## [Given problem]
Repeat every record below exactly, omitting any pictures.

Collection entries
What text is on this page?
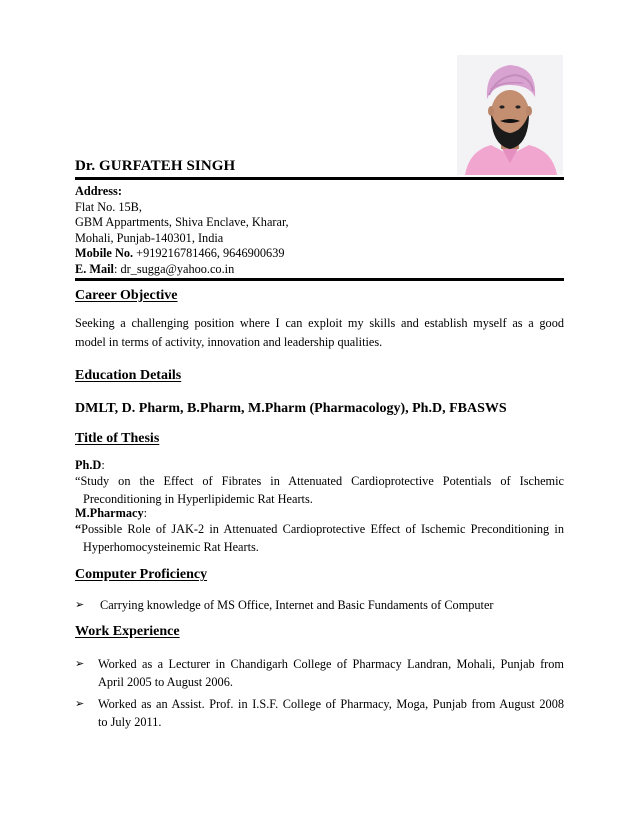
Dr. GURFATEH SINGH
Address:
Flat No. 15B,
GBM Appartments, Shiva Enclave, Kharar,
Mohali, Punjab-140301, India
Mobile No. +919216781466, 9646900639
E. Mail: dr_sugga@yahoo.co.in
Career Objective
Seeking a challenging position where I can exploit my skills and establish myself as a good
model in terms of activity, innovation and leadership qualities.
Education Details
DMLT, D. Pharm, B.Pharm, M.Pharm (Pharmacology), Ph.D, FBASWS
Title of Thesis
Ph.D:
“Study on the Effect of Fibrates in Attenuated Cardioprotective Potentials of Ischemic
Preconditioning in Hyperlipidemic Rat Hearts.
M.Pharmacy:
“Possible Role of JAK-2 in Attenuated Cardioprotective Effect of Ischemic Preconditioning in
Hyperhomocysteinemic Rat Hearts.
Computer Proficiency
➢	Carrying knowledge of MS Office, Internet and Basic Fundaments of Computer
Work Experience
➢	Worked as a Lecturer in Chandigarh College of Pharmacy Landran, Mohali, Punjab from
April 2005 to August 2006.
➢	Worked as an Assist. Prof. in I.S.F. College of Pharmacy, Moga, Punjab from August 2008
to July 2011.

## [Correct answer]
What text is on this page?
Dr. GURFATEH SINGH
Address:
Flat No. 15B,
GBM Appartments, Shiva Enclave, Kharar,
Mohali, Punjab-140301, India
Mobile No. +919216781466, 9646900639
E. Mail: dr_sugga@yahoo.co.in
Career Objective
Seeking a challenging position where I can exploit my skills and establish myself as a good
model in terms of activity, innovation and leadership qualities.
Education Details
DMLT, D. Pharm, B.Pharm, M.Pharm (Pharmacology), Ph.D, FBASWS
Title of Thesis
Ph.D:
“Study on the Effect of Fibrates in Attenuated Cardioprotective Potentials of Ischemic
Preconditioning in Hyperlipidemic Rat Hearts.
M.Pharmacy:
“Possible Role of JAK-2 in Attenuated Cardioprotective Effect of Ischemic Preconditioning in
Hyperhomocysteinemic Rat Hearts.
Computer Proficiency
➢	Carrying knowledge of MS Office, Internet and Basic Fundaments of Computer
Work Experience
➢	Worked as a Lecturer in Chandigarh College of Pharmacy Landran, Mohali, Punjab from
April 2005 to August 2006.
➢	Worked as an Assist. Prof. in I.S.F. College of Pharmacy, Moga, Punjab from August 2008
to July 2011.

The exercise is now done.